Task goal:
Check each line of the data for "thixotropy" and select those that have it.

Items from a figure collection

•••••

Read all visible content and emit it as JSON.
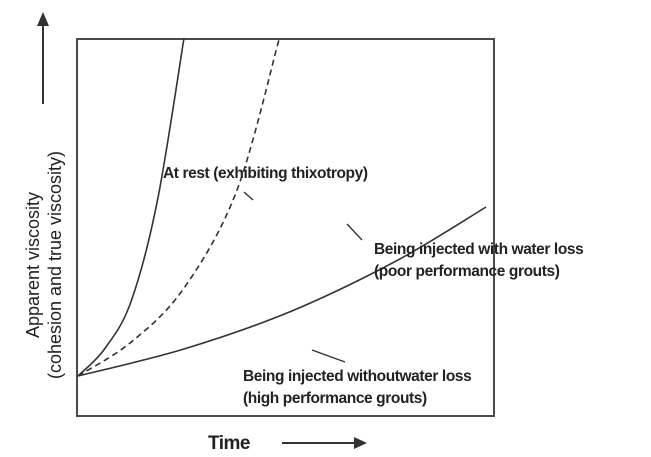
{
  "chart_data": {
    "type": "line",
    "title": "",
    "xlabel": "Time",
    "ylabel": [
      "Apparent viscosity",
      "(cohesion and true viscosity)"
    ],
    "ticks": "none",
    "grid": false,
    "legend": "none",
    "series": [
      {
        "name": "At rest (exhibiting thixotropy)",
        "style": "solid",
        "points": [
          [
            0,
            0
          ],
          [
            0.25,
            0.08
          ],
          [
            0.5,
            0.22
          ],
          [
            0.75,
            0.52
          ],
          [
            1.0,
            1.0
          ]
        ]
      },
      {
        "name": "Being injected with water loss (poor performance grouts)",
        "style": "dashed",
        "points": [
          [
            0,
            0
          ],
          [
            0.5,
            0.1
          ],
          [
            1.0,
            0.26
          ],
          [
            1.5,
            0.55
          ],
          [
            1.9,
            1.0
          ]
        ]
      },
      {
        "name": "Being injected withoutwater loss (high performance grouts)",
        "style": "solid",
        "points": [
          [
            0,
            0
          ],
          [
            1.0,
            0.08
          ],
          [
            2.0,
            0.19
          ],
          [
            3.0,
            0.34
          ],
          [
            3.85,
            0.5
          ]
        ]
      }
    ],
    "annotations": [
      {
        "lines": [
          "At rest (exhibiting thixotropy)"
        ]
      },
      {
        "lines": [
          "Being injected with water loss",
          "(poor performance grouts)"
        ]
      },
      {
        "lines": [
          "Being injected withoutwater loss",
          "(high performance grouts)"
        ]
      }
    ],
    "colors": {
      "curve": "#333333",
      "frame": "#4a4a4a",
      "text": "#222222"
    }
  }
}
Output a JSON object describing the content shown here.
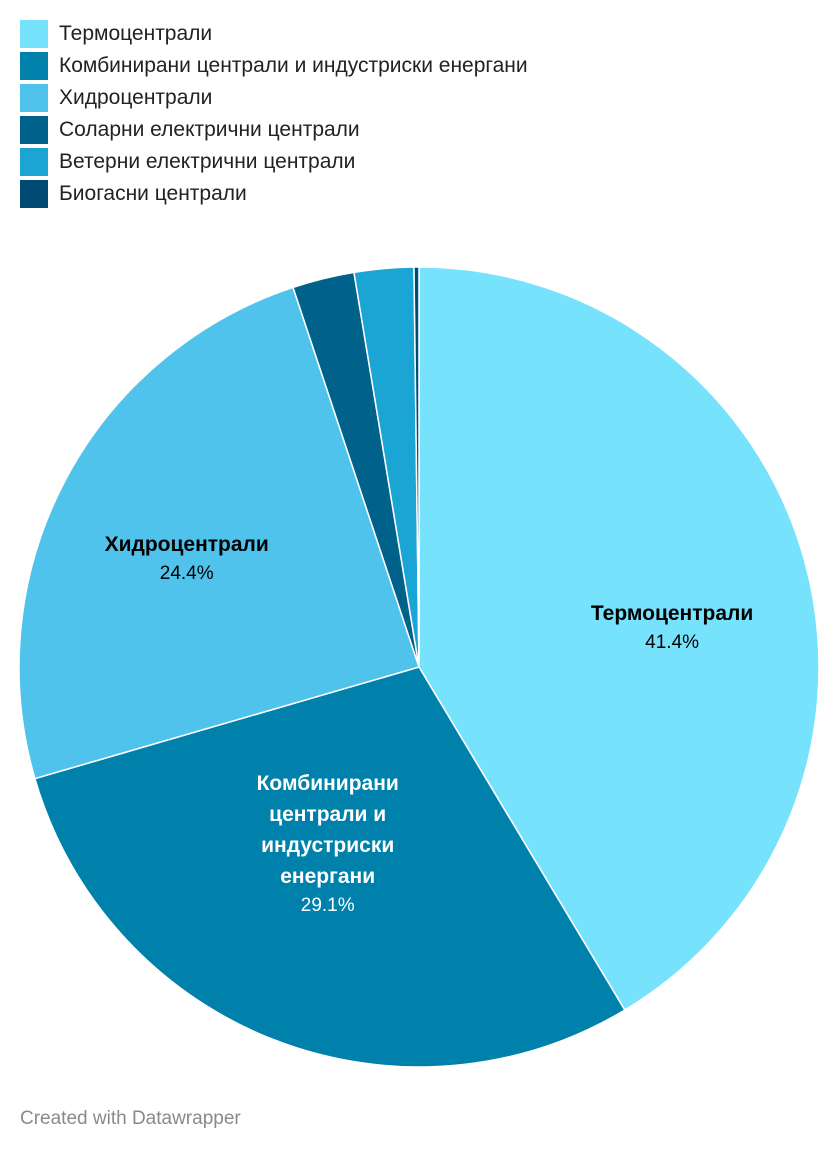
{
  "legend": [
    {
      "label": "Термоцентрали",
      "color": "#76e2fc"
    },
    {
      "label": "Комбинирани централи и индустриски енергани",
      "color": "#0081ab"
    },
    {
      "label": "Хидроцентрали",
      "color": "#4fc3ec"
    },
    {
      "label": "Соларни електрични централи",
      "color": "#00628a"
    },
    {
      "label": "Ветерни електрични централи",
      "color": "#1ba5d4"
    },
    {
      "label": "Биогасни централи",
      "color": "#004a74"
    }
  ],
  "chart_data": {
    "type": "pie",
    "slices": [
      {
        "name": "Термоцентрали",
        "value": 41.4,
        "value_label": "41.4%",
        "color": "#76e2fc",
        "label_lines": [
          "Термоцентрали"
        ],
        "label_color": "#000000",
        "show_label": true
      },
      {
        "name": "Комбинирани централи и индустриски енергани",
        "value": 29.1,
        "value_label": "29.1%",
        "color": "#0081ab",
        "label_lines": [
          "Комбинирани",
          "централи и",
          "индустриски",
          "енергани"
        ],
        "label_color": "#ffffff",
        "show_label": true
      },
      {
        "name": "Хидроцентрали",
        "value": 24.4,
        "value_label": "24.4%",
        "color": "#4fc3ec",
        "label_lines": [
          "Хидроцентрали"
        ],
        "label_color": "#000000",
        "show_label": true
      },
      {
        "name": "Соларни електрични централи",
        "value": 2.5,
        "value_label": "",
        "color": "#00628a",
        "label_lines": [],
        "label_color": "#ffffff",
        "show_label": false
      },
      {
        "name": "Ветерни електрични централи",
        "value": 2.4,
        "value_label": "",
        "color": "#1ba5d4",
        "label_lines": [],
        "label_color": "#ffffff",
        "show_label": false
      },
      {
        "name": "Биогасни централи",
        "value": 0.2,
        "value_label": "",
        "color": "#004a74",
        "label_lines": [],
        "label_color": "#ffffff",
        "show_label": false
      }
    ]
  },
  "footer": {
    "credit": "Created with Datawrapper"
  }
}
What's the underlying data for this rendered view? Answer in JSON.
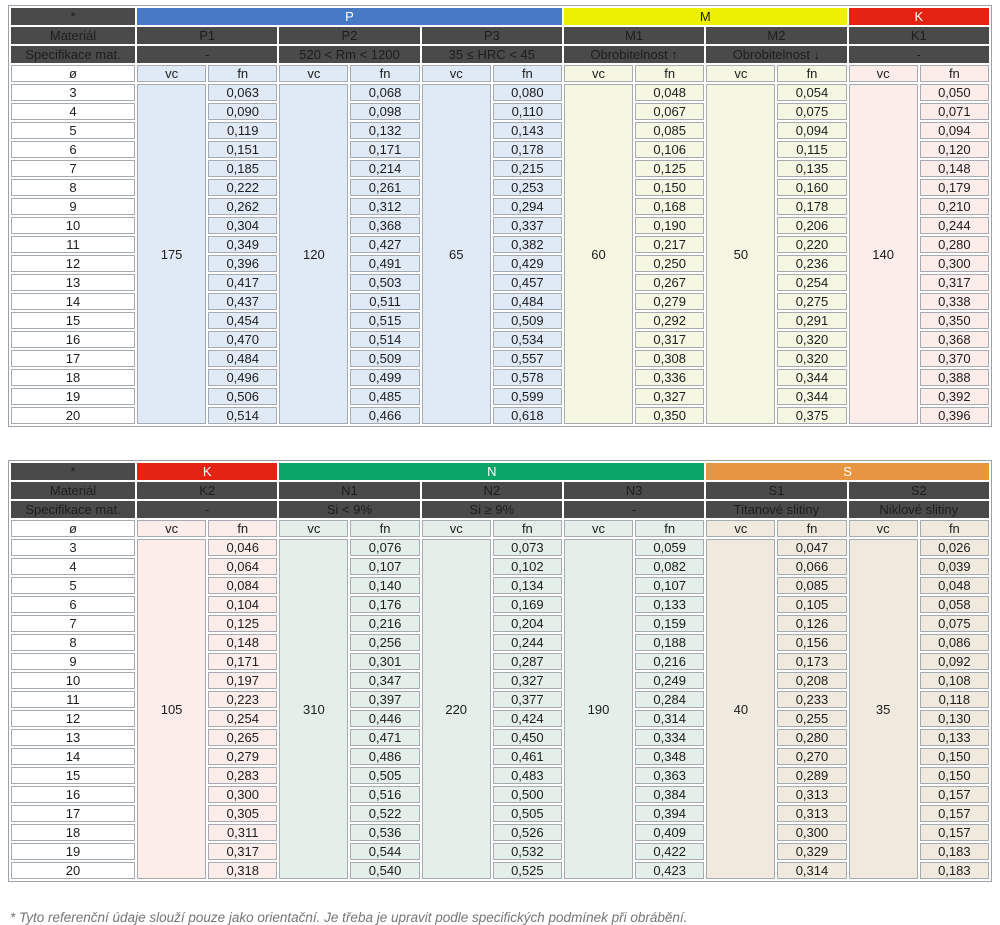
{
  "labels": {
    "corner": "*",
    "material_row": "Materiál",
    "spec_row": "Specifikace mat.",
    "diameter": "ø",
    "vc": "vc",
    "fn": "fn"
  },
  "colors": {
    "P": {
      "band": "#4879c5",
      "band_text": "#ffffff",
      "tint": "#e0eaf6"
    },
    "M": {
      "band": "#edf000",
      "band_text": "#1d1d1d",
      "tint": "#f5f7e3"
    },
    "K": {
      "band": "#e42313",
      "band_text": "#ffffff",
      "tint": "#fcecea"
    },
    "N": {
      "band": "#0aa466",
      "band_text": "#ffffff",
      "tint": "#e3efe8"
    },
    "S": {
      "band": "#e79540",
      "band_text": "#ffffff",
      "tint": "#f0e9de"
    },
    "dark": "#4a4a4a"
  },
  "diameters": [
    3,
    4,
    5,
    6,
    7,
    8,
    9,
    10,
    11,
    12,
    13,
    14,
    15,
    16,
    17,
    18,
    19,
    20
  ],
  "tables": [
    {
      "groups": [
        {
          "key": "P",
          "label": "P",
          "columns": [
            {
              "label": "P1",
              "spec": "-",
              "vc": "175",
              "fn": [
                "0,063",
                "0,090",
                "0,119",
                "0,151",
                "0,185",
                "0,222",
                "0,262",
                "0,304",
                "0,349",
                "0,396",
                "0,417",
                "0,437",
                "0,454",
                "0,470",
                "0,484",
                "0,496",
                "0,506",
                "0,514"
              ]
            },
            {
              "label": "P2",
              "spec": "520 < Rm < 1200",
              "vc": "120",
              "fn": [
                "0,068",
                "0,098",
                "0,132",
                "0,171",
                "0,214",
                "0,261",
                "0,312",
                "0,368",
                "0,427",
                "0,491",
                "0,503",
                "0,511",
                "0,515",
                "0,514",
                "0,509",
                "0,499",
                "0,485",
                "0,466"
              ]
            },
            {
              "label": "P3",
              "spec": "35 ≤ HRC < 45",
              "vc": "65",
              "fn": [
                "0,080",
                "0,110",
                "0,143",
                "0,178",
                "0,215",
                "0,253",
                "0,294",
                "0,337",
                "0,382",
                "0,429",
                "0,457",
                "0,484",
                "0,509",
                "0,534",
                "0,557",
                "0,578",
                "0,599",
                "0,618"
              ]
            }
          ]
        },
        {
          "key": "M",
          "label": "M",
          "columns": [
            {
              "label": "M1",
              "spec": "Obrobitelnost ↑",
              "vc": "60",
              "fn": [
                "0,048",
                "0,067",
                "0,085",
                "0,106",
                "0,125",
                "0,150",
                "0,168",
                "0,190",
                "0,217",
                "0,250",
                "0,267",
                "0,279",
                "0,292",
                "0,317",
                "0,308",
                "0,336",
                "0,327",
                "0,350"
              ]
            },
            {
              "label": "M2",
              "spec": "Obrobitelnost ↓",
              "vc": "50",
              "fn": [
                "0,054",
                "0,075",
                "0,094",
                "0,115",
                "0,135",
                "0,160",
                "0,178",
                "0,206",
                "0,220",
                "0,236",
                "0,254",
                "0,275",
                "0,291",
                "0,320",
                "0,320",
                "0,344",
                "0,344",
                "0,375"
              ]
            }
          ]
        },
        {
          "key": "K",
          "label": "K",
          "columns": [
            {
              "label": "K1",
              "spec": "-",
              "vc": "140",
              "fn": [
                "0,050",
                "0,071",
                "0,094",
                "0,120",
                "0,148",
                "0,179",
                "0,210",
                "0,244",
                "0,280",
                "0,300",
                "0,317",
                "0,338",
                "0,350",
                "0,368",
                "0,370",
                "0,388",
                "0,392",
                "0,396"
              ]
            }
          ]
        }
      ]
    },
    {
      "groups": [
        {
          "key": "K",
          "label": "K",
          "columns": [
            {
              "label": "K2",
              "spec": "-",
              "vc": "105",
              "fn": [
                "0,046",
                "0,064",
                "0,084",
                "0,104",
                "0,125",
                "0,148",
                "0,171",
                "0,197",
                "0,223",
                "0,254",
                "0,265",
                "0,279",
                "0,283",
                "0,300",
                "0,305",
                "0,311",
                "0,317",
                "0,318"
              ]
            }
          ]
        },
        {
          "key": "N",
          "label": "N",
          "columns": [
            {
              "label": "N1",
              "spec": "Si < 9%",
              "vc": "310",
              "fn": [
                "0,076",
                "0,107",
                "0,140",
                "0,176",
                "0,216",
                "0,256",
                "0,301",
                "0,347",
                "0,397",
                "0,446",
                "0,471",
                "0,486",
                "0,505",
                "0,516",
                "0,522",
                "0,536",
                "0,544",
                "0,540"
              ]
            },
            {
              "label": "N2",
              "spec": "Si ≥ 9%",
              "vc": "220",
              "fn": [
                "0,073",
                "0,102",
                "0,134",
                "0,169",
                "0,204",
                "0,244",
                "0,287",
                "0,327",
                "0,377",
                "0,424",
                "0,450",
                "0,461",
                "0,483",
                "0,500",
                "0,505",
                "0,526",
                "0,532",
                "0,525"
              ]
            },
            {
              "label": "N3",
              "spec": "-",
              "vc": "190",
              "fn": [
                "0,059",
                "0,082",
                "0,107",
                "0,133",
                "0,159",
                "0,188",
                "0,216",
                "0,249",
                "0,284",
                "0,314",
                "0,334",
                "0,348",
                "0,363",
                "0,384",
                "0,394",
                "0,409",
                "0,422",
                "0,423"
              ]
            }
          ]
        },
        {
          "key": "S",
          "label": "S",
          "columns": [
            {
              "label": "S1",
              "spec": "Titanové slitiny",
              "vc": "40",
              "fn": [
                "0,047",
                "0,066",
                "0,085",
                "0,105",
                "0,126",
                "0,156",
                "0,173",
                "0,208",
                "0,233",
                "0,255",
                "0,280",
                "0,270",
                "0,289",
                "0,313",
                "0,313",
                "0,300",
                "0,329",
                "0,314"
              ]
            },
            {
              "label": "S2",
              "spec": "Niklové slitiny",
              "vc": "35",
              "fn": [
                "0,026",
                "0,039",
                "0,048",
                "0,058",
                "0,075",
                "0,086",
                "0,092",
                "0,108",
                "0,118",
                "0,130",
                "0,133",
                "0,150",
                "0,150",
                "0,157",
                "0,157",
                "0,157",
                "0,183",
                "0,183"
              ]
            }
          ]
        }
      ]
    }
  ],
  "page": {
    "footnote": "* Tyto referenční údaje slouží pouze jako orientační. Je třeba je upravit podle specifických podmínek při obrábění."
  }
}
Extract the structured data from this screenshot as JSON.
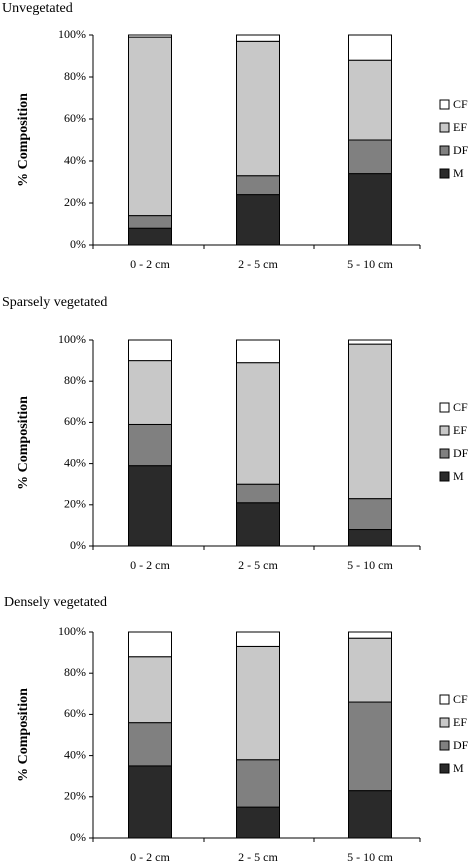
{
  "colors": {
    "CF": "#ffffff",
    "EF": "#c8c8c8",
    "DF": "#808080",
    "M": "#2a2a2a"
  },
  "chart_data": [
    {
      "type": "bar",
      "stacked": true,
      "title": "Unvegetated",
      "ylabel": "% Composition",
      "xlabel": "",
      "ylim": [
        0,
        100
      ],
      "yticks": [
        "0%",
        "20%",
        "40%",
        "60%",
        "80%",
        "100%"
      ],
      "grid": false,
      "legend_position": "right",
      "categories": [
        "0 - 2 cm",
        "2 - 5 cm",
        "5 - 10 cm"
      ],
      "series": [
        {
          "name": "M",
          "values": [
            8,
            24,
            34
          ]
        },
        {
          "name": "DF",
          "values": [
            6,
            9,
            16
          ]
        },
        {
          "name": "EF",
          "values": [
            85,
            64,
            38
          ]
        },
        {
          "name": "CF",
          "values": [
            1,
            3,
            12
          ]
        }
      ]
    },
    {
      "type": "bar",
      "stacked": true,
      "title": "Sparsely vegetated",
      "ylabel": "% Composition",
      "xlabel": "",
      "ylim": [
        0,
        100
      ],
      "yticks": [
        "0%",
        "20%",
        "40%",
        "60%",
        "80%",
        "100%"
      ],
      "grid": false,
      "legend_position": "right",
      "categories": [
        "0 - 2 cm",
        "2 - 5 cm",
        "5 - 10 cm"
      ],
      "series": [
        {
          "name": "M",
          "values": [
            39,
            21,
            8
          ]
        },
        {
          "name": "DF",
          "values": [
            20,
            9,
            15
          ]
        },
        {
          "name": "EF",
          "values": [
            31,
            59,
            75
          ]
        },
        {
          "name": "CF",
          "values": [
            10,
            11,
            2
          ]
        }
      ]
    },
    {
      "type": "bar",
      "stacked": true,
      "title": "Densely vegetated",
      "ylabel": "% Composition",
      "xlabel": "",
      "ylim": [
        0,
        100
      ],
      "yticks": [
        "0%",
        "20%",
        "40%",
        "60%",
        "80%",
        "100%"
      ],
      "grid": false,
      "legend_position": "right",
      "categories": [
        "0 - 2 cm",
        "2 - 5 cm",
        "5 - 10 cm"
      ],
      "series": [
        {
          "name": "M",
          "values": [
            35,
            15,
            23
          ]
        },
        {
          "name": "DF",
          "values": [
            21,
            23,
            43
          ]
        },
        {
          "name": "EF",
          "values": [
            32,
            55,
            31
          ]
        },
        {
          "name": "CF",
          "values": [
            12,
            7,
            3
          ]
        }
      ]
    }
  ]
}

•••••

Answer to the task:
        "name": "At rest (exhibiting thixotropy)",
          "At rest (exhibiting thixotropy)"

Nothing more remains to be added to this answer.